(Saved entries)
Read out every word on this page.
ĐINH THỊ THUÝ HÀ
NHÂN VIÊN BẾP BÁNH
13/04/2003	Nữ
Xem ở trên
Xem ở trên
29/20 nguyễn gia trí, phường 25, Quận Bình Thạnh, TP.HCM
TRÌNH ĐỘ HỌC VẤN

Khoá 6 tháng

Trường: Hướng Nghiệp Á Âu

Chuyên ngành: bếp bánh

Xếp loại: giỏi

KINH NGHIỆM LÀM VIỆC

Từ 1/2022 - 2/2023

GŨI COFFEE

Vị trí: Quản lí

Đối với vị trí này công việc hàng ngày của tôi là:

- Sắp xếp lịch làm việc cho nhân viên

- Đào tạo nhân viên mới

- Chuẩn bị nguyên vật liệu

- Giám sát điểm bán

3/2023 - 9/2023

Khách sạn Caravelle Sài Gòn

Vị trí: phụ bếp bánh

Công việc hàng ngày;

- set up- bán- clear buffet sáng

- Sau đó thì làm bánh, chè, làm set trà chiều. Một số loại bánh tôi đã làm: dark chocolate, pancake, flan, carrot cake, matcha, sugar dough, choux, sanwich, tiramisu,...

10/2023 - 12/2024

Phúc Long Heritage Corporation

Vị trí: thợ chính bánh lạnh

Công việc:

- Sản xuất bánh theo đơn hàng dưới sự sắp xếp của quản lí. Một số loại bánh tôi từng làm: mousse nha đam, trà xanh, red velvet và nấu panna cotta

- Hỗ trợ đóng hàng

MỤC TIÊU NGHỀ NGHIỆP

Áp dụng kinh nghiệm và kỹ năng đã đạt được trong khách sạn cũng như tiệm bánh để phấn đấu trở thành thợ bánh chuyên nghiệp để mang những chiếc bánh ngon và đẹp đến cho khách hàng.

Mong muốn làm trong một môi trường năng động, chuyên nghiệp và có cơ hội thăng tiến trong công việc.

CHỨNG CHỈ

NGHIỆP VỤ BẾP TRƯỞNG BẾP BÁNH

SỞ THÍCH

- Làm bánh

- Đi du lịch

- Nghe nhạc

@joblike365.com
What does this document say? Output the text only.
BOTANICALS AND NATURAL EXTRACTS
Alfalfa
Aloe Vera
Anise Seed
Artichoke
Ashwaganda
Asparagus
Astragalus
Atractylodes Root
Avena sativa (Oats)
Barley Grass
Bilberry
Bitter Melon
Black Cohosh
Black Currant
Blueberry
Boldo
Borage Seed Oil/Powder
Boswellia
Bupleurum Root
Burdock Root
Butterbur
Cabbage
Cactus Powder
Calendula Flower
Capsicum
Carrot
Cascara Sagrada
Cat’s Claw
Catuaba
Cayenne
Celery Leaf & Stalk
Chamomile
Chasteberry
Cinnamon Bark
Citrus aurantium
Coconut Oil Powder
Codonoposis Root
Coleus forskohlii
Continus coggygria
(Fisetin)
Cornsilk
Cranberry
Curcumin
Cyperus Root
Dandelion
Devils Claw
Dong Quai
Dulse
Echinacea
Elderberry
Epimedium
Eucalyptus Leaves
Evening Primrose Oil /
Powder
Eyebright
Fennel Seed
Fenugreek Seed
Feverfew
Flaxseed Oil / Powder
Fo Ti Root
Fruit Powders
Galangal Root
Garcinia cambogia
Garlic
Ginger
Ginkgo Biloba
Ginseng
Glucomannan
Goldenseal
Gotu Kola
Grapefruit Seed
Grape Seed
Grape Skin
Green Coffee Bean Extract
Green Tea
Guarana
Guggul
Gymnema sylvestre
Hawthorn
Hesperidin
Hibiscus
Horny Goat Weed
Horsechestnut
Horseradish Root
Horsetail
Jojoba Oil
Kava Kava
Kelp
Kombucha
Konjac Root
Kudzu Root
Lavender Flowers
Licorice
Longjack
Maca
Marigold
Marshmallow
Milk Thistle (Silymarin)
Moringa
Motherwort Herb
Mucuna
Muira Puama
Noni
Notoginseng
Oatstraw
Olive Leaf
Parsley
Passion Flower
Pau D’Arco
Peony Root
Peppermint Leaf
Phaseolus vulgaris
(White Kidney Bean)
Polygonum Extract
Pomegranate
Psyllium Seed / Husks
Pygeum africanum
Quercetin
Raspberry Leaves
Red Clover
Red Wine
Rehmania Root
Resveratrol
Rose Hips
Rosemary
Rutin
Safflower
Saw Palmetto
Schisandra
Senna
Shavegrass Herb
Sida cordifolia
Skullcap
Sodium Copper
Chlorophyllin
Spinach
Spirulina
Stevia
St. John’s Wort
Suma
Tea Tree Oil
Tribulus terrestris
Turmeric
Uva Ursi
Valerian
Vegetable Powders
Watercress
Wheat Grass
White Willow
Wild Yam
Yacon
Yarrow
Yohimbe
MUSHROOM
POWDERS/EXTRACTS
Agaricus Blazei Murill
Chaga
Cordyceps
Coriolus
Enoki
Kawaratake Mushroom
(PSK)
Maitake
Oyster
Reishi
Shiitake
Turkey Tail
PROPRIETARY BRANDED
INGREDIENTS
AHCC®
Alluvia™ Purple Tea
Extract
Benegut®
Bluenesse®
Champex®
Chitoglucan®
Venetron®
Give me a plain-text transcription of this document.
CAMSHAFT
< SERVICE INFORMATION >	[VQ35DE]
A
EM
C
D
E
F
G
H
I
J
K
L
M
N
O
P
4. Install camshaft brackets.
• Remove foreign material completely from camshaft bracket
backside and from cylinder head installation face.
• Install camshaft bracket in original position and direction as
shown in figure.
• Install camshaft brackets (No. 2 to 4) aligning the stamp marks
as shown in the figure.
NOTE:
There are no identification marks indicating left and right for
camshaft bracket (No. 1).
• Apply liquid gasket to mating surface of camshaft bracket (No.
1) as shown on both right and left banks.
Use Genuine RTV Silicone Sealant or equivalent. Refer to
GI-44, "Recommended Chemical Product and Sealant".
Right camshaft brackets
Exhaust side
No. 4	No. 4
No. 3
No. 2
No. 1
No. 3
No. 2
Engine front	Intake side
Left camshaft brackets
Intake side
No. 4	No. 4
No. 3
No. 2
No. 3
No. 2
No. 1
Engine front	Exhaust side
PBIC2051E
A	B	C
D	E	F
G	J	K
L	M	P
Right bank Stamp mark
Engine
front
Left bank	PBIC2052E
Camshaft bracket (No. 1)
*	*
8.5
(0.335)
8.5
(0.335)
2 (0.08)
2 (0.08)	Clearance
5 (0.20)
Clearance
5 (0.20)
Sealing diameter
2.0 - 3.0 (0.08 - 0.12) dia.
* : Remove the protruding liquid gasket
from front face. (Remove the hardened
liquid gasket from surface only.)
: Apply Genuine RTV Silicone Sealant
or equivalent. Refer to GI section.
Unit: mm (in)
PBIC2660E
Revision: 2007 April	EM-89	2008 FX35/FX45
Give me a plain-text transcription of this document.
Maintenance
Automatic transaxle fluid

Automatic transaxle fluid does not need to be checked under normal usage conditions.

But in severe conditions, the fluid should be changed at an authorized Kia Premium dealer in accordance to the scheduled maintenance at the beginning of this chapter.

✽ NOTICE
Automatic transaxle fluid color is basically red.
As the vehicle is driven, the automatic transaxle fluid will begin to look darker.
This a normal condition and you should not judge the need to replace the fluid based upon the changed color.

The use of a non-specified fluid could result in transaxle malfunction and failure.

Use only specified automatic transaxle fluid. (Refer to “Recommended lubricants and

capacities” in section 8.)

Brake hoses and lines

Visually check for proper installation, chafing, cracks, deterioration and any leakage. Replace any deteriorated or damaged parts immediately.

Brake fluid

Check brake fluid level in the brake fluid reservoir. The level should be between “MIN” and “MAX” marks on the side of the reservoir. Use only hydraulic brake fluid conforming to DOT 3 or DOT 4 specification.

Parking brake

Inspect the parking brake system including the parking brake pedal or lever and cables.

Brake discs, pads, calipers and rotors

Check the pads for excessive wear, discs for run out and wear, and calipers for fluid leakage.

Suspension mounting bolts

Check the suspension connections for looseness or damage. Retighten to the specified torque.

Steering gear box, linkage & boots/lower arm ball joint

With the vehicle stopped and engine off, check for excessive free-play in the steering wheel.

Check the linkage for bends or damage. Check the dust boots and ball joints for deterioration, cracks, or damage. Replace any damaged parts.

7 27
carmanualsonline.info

■ Short problem
Tell how many lines hold the string "liquid", giving the number and nothing else.

■ Completed task
3